Stored data entries:
------------------------------------------------------------------------

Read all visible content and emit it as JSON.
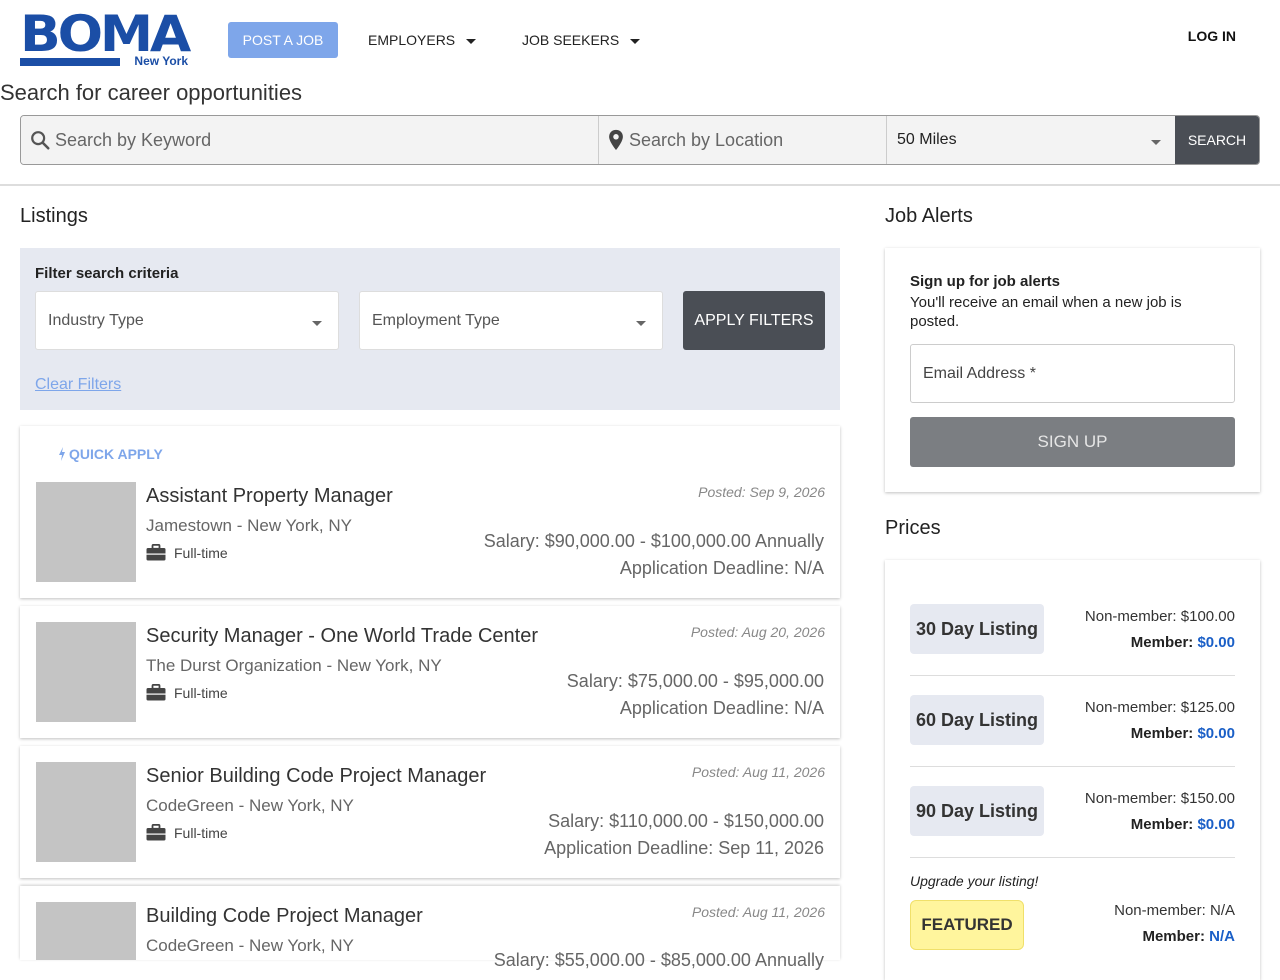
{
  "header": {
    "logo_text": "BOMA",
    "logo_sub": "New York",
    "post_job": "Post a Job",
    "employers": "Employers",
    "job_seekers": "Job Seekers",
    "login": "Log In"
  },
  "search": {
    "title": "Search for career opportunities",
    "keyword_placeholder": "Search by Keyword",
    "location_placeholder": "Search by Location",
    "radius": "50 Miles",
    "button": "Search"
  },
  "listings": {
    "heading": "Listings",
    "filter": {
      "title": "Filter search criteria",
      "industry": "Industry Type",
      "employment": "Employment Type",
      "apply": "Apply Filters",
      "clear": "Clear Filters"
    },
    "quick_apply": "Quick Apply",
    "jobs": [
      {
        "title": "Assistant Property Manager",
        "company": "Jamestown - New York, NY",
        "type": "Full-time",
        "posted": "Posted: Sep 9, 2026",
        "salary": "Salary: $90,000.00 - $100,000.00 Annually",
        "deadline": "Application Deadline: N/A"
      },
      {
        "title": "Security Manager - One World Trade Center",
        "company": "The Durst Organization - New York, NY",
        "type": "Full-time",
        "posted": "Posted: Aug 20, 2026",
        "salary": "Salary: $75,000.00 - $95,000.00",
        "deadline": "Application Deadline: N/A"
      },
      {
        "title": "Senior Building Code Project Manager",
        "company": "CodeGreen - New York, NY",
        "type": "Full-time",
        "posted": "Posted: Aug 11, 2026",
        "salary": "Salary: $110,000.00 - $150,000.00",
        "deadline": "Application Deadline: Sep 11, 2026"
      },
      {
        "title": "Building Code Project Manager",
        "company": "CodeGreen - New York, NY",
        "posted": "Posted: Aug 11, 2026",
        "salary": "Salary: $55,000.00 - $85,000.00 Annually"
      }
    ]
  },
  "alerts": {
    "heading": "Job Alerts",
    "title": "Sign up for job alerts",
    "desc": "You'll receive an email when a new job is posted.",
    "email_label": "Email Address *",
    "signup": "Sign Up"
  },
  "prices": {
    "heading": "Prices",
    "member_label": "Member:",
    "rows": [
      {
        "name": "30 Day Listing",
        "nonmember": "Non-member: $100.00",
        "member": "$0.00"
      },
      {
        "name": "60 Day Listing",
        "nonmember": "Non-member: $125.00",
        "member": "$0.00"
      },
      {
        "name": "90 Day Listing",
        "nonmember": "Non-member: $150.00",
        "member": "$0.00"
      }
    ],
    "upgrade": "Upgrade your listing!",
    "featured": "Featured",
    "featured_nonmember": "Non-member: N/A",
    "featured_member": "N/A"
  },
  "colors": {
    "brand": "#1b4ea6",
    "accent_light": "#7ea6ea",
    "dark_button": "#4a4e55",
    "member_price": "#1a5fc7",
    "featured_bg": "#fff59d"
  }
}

------------------------------------------------------------------------

Pick each line holding the word "Apply" out of the listing.

      "apply": "Apply Filters",
    "quick_apply": "Quick Apply",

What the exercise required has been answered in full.